PROVIDED RECORDS =
....................
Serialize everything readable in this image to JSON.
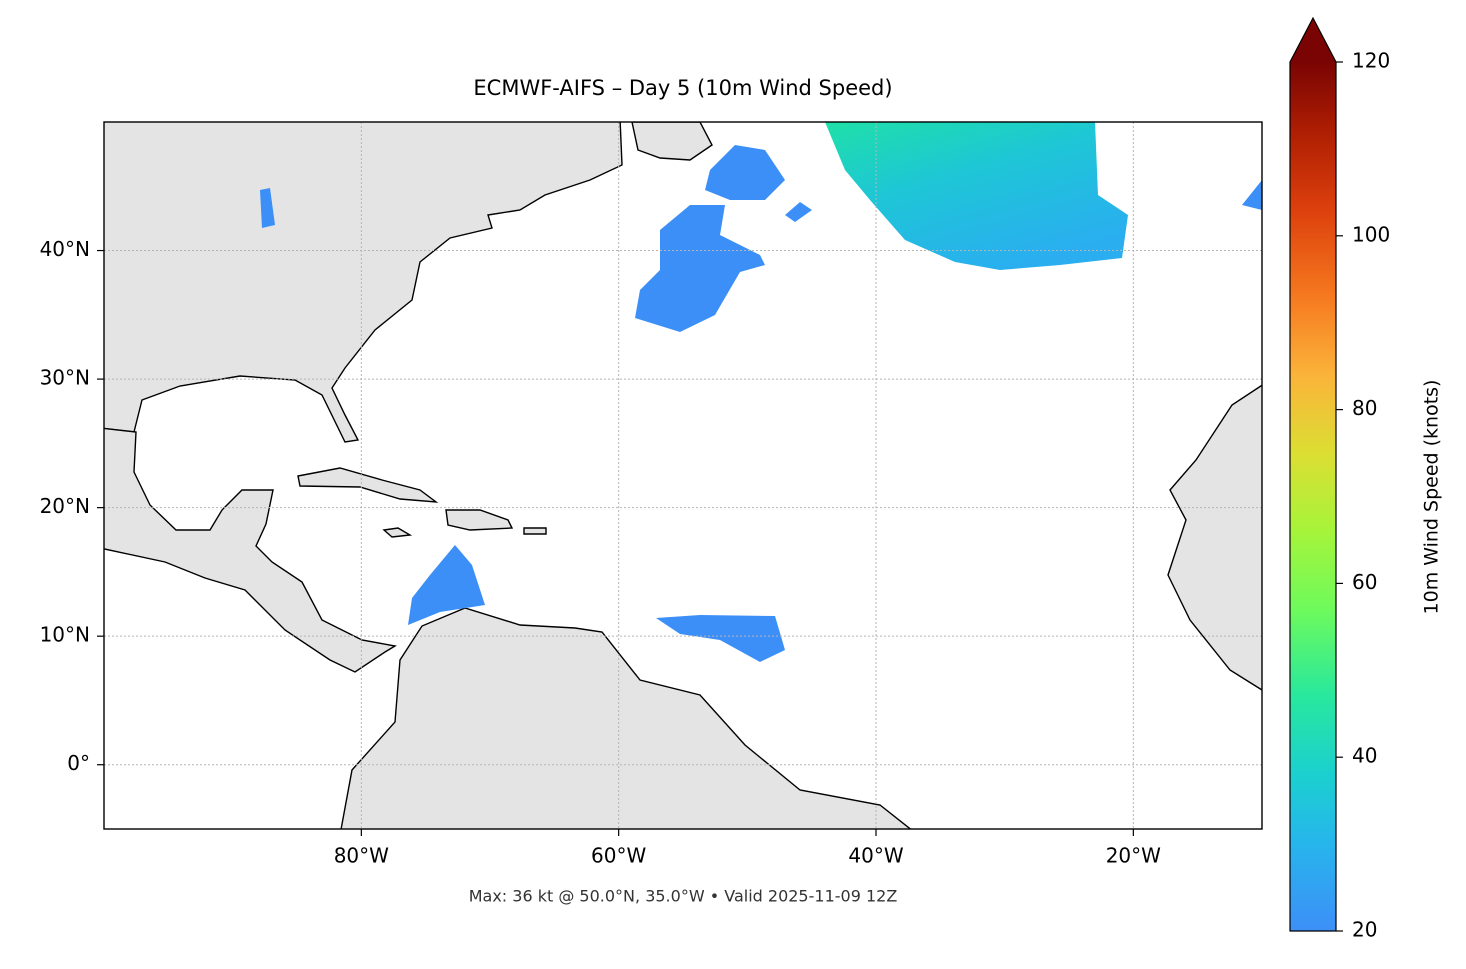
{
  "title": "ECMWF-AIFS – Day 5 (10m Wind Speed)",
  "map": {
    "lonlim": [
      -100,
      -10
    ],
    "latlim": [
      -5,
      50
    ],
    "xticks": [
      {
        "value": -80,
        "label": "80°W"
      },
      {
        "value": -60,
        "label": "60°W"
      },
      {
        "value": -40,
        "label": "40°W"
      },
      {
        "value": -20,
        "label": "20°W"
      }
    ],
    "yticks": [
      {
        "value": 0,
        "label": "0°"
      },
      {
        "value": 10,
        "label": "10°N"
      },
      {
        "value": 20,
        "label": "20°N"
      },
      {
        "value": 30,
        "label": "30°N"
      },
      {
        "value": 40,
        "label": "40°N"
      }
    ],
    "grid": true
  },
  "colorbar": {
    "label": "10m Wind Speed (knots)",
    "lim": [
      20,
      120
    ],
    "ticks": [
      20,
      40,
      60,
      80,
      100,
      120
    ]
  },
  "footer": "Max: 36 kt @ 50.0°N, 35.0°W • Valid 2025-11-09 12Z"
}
....................
DO THIS = Without the pictures, write out the whole listing above exactly as it appears.

SOLUTION TO THE EXERCISE =
Serialize everything readable in this image to JSON.
{
  "title": "ECMWF-AIFS – Day 5 (10m Wind Speed)",
  "map": {
    "lonlim": [
      -100,
      -10
    ],
    "latlim": [
      -5,
      50
    ],
    "xticks": [
      {
        "value": -80,
        "label": "80°W"
      },
      {
        "value": -60,
        "label": "60°W"
      },
      {
        "value": -40,
        "label": "40°W"
      },
      {
        "value": -20,
        "label": "20°W"
      }
    ],
    "yticks": [
      {
        "value": 0,
        "label": "0°"
      },
      {
        "value": 10,
        "label": "10°N"
      },
      {
        "value": 20,
        "label": "20°N"
      },
      {
        "value": 30,
        "label": "30°N"
      },
      {
        "value": 40,
        "label": "40°N"
      }
    ],
    "grid": true
  },
  "colorbar": {
    "label": "10m Wind Speed (knots)",
    "lim": [
      20,
      120
    ],
    "ticks": [
      20,
      40,
      60,
      80,
      100,
      120
    ]
  },
  "footer": "Max: 36 kt @ 50.0°N, 35.0°W • Valid 2025-11-09 12Z"
}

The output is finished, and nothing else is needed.